Identify and reproduce every line holding the string "μετά".

+++ DATA SECTION

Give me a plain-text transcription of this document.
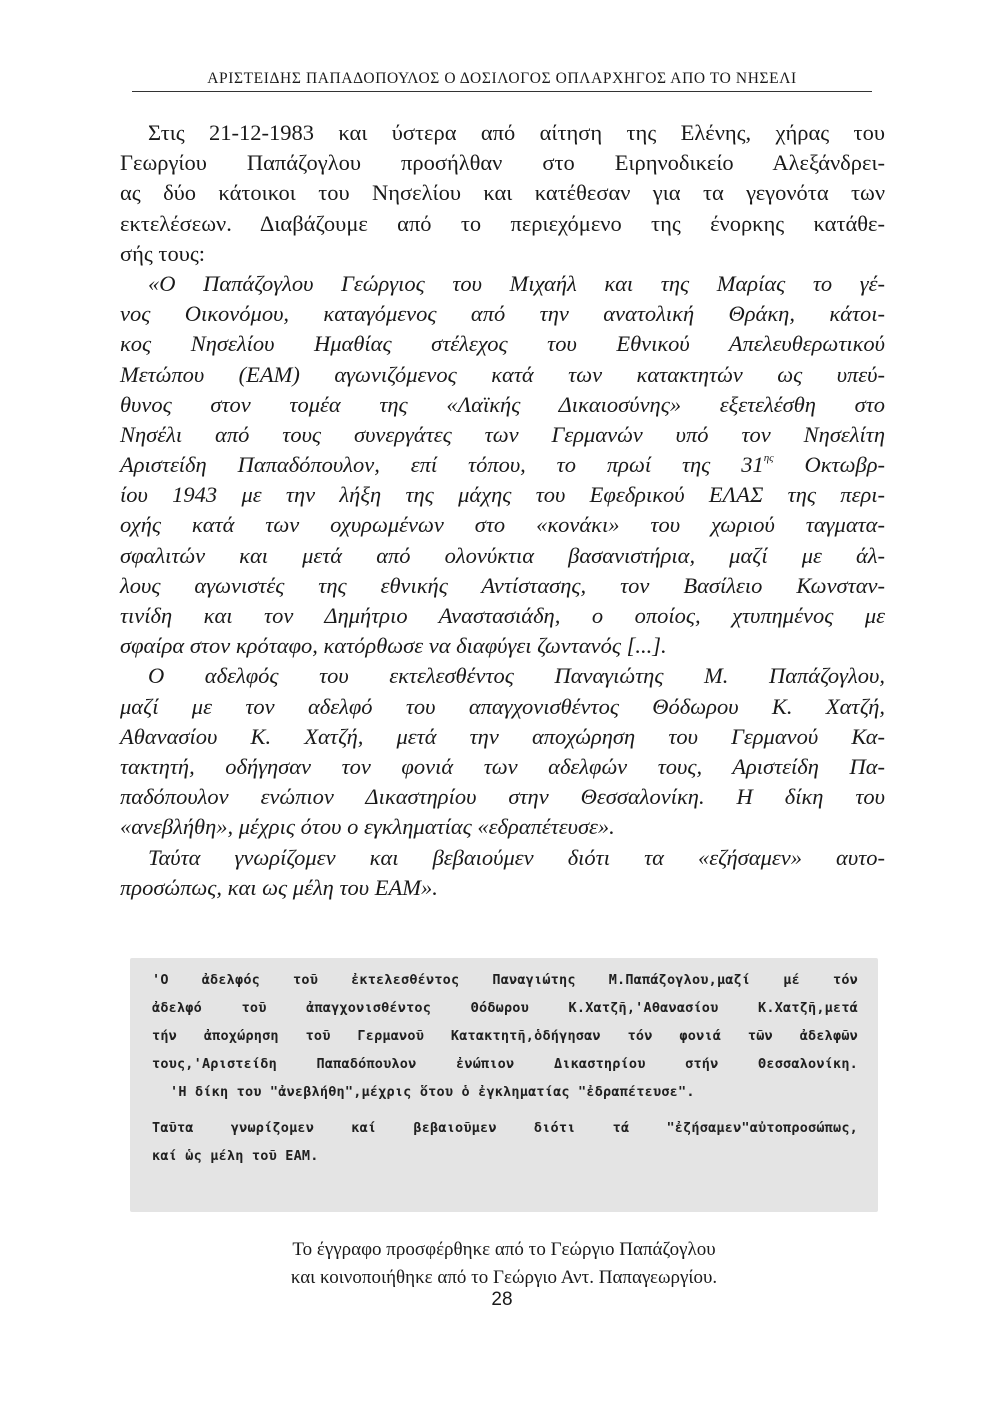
ΑΡΙΣΤΕΙΔΗΣ ΠΑΠΑΔΟΠΟΥΛΟΣ Ο ΔΟΣΙΛΟΓΟΣ ΟΠΛΑΡΧΗΓΟΣ ΑΠΟ ΤΟ ΝΗΣΕΛΙ
Στις 21-12-1983 και ύστερα από αίτηση της Ελένης, χήρας του
Γεωργίου Παπάζογλου προσήλθαν στο Ειρηνοδικείο Αλεξάνδρει-
ας δύο κάτοικοι του Νησελίου και κατέθεσαν για τα γεγονότα των
εκτελέσεων. Διαβάζουμε από το περιεχόμενο της ένορκης κατάθε-
σής τους:
«Ο Παπάζογλου Γεώργιος του Μιχαήλ και της Μαρίας το γέ-
νος Οικονόμου, καταγόμενος από την ανατολική Θράκη, κάτοι-
κος Νησελίου Ημαθίας στέλεχος του Εθνικού Απελευθερωτικού
Μετώπου (ΕΑΜ) αγωνιζόμενος κατά των κατακτητών ως υπεύ-
θυνος στον τομέα της «Λαϊκής Δικαιοσύνης» εξετελέσθη στο
Νησέλι από τους συνεργάτες των Γερμανών υπό τον Νησελίτη
Αριστείδη Παπαδόπουλον, επί τόπου, το πρωί της $31^{\eta\varsigma}$ Οκτωβρ-
ίου 1943 με την λήξη της μάχης του Εφεδρικού ΕΛΑΣ της περι-
οχής κατά των οχυρωμένων στο «κονάκι» του χωριού ταγματα-
σφαλιτών και μετά από ολονύκτια βασανιστήρια, μαζί με άλ-
λους αγωνιστές της εθνικής Αντίστασης, τον Βασίλειο Κωνσταν-
τινίδη και τον Δημήτριο Αναστασιάδη, ο οποίος, χτυπημένος με
σφαίρα στον κρόταφο, κατόρθωσε να διαφύγει ζωντανός [...].
Ο αδελφός του εκτελεσθέντος Παναγιώτης Μ. Παπάζογλου,
μαζί με τον αδελφό του απαγχονισθέντος Θόδωρου Κ. Χατζή,
Αθανασίου Κ. Χατζή, μετά την αποχώρηση του Γερμανού Κα-
τακτητή, οδήγησαν τον φονιά των αδελφών τους, Αριστείδη Πα-
παδόπουλον ενώπιον Δικαστηρίου στην Θεσσαλονίκη. Η δίκη του
«ανεβλήθη», μέχρις ότου ο εγκληματίας «εδραπέτευσε».
Ταύτα γνωρίζομεν και βεβαιούμεν διότι τα «εζήσαμεν» αυτο-
προσώπως, και ως μέλη του ΕΑΜ».
'Ο ἀδελφός τοῦ ἐκτελεσθέντος Παναγιώτης Μ.Παπάζογλου,μαζί μέ τόν
ἀδελφό τοῦ ἀπαγχονισθέντος Θόδωρου Κ.Χατζῆ,'Αθανασίου Κ.Χατζῆ,μετά
τήν ἀποχώρηση τοῦ Γερμανοῦ Κατακτητῆ,ὁδήγησαν τόν φονιά τῶν ἀδελφῶν
τους,'Αριστείδη Παπαδόπουλον ἐνώπιον Δικαστηρίου στήν Θεσσαλονίκη.
'Η δίκη του "ἀνεβλήθη",μέχρις ὅτου ὁ ἐγκληματίας "ἐδραπέτευσε".
Ταῦτα γνωρίζομεν καί βεβαιοῦμεν διότι τά "ἐζήσαμεν"αὐτοπροσώπως,
καί ὡς μέλη τοῦ ΕΑΜ.
Το έγγραφο προσφέρθηκε από το Γεώργιο Παπάζογλου
και κοινοποιήθηκε από το Γεώργιο Αντ. Παπαγεωργίου.
28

++++++

» TASK RESULT:
σφαλιτών και μετά από ολονύκτια βασανιστήρια, μαζί με άλ-
Αθανασίου Κ. Χατζή, μετά την αποχώρηση του Γερμανού Κα-
ἀδελφό τοῦ ἀπαγχονισθέντος Θόδωρου Κ.Χατζῆ,'Αθανασίου Κ.Χατζῆ,μετά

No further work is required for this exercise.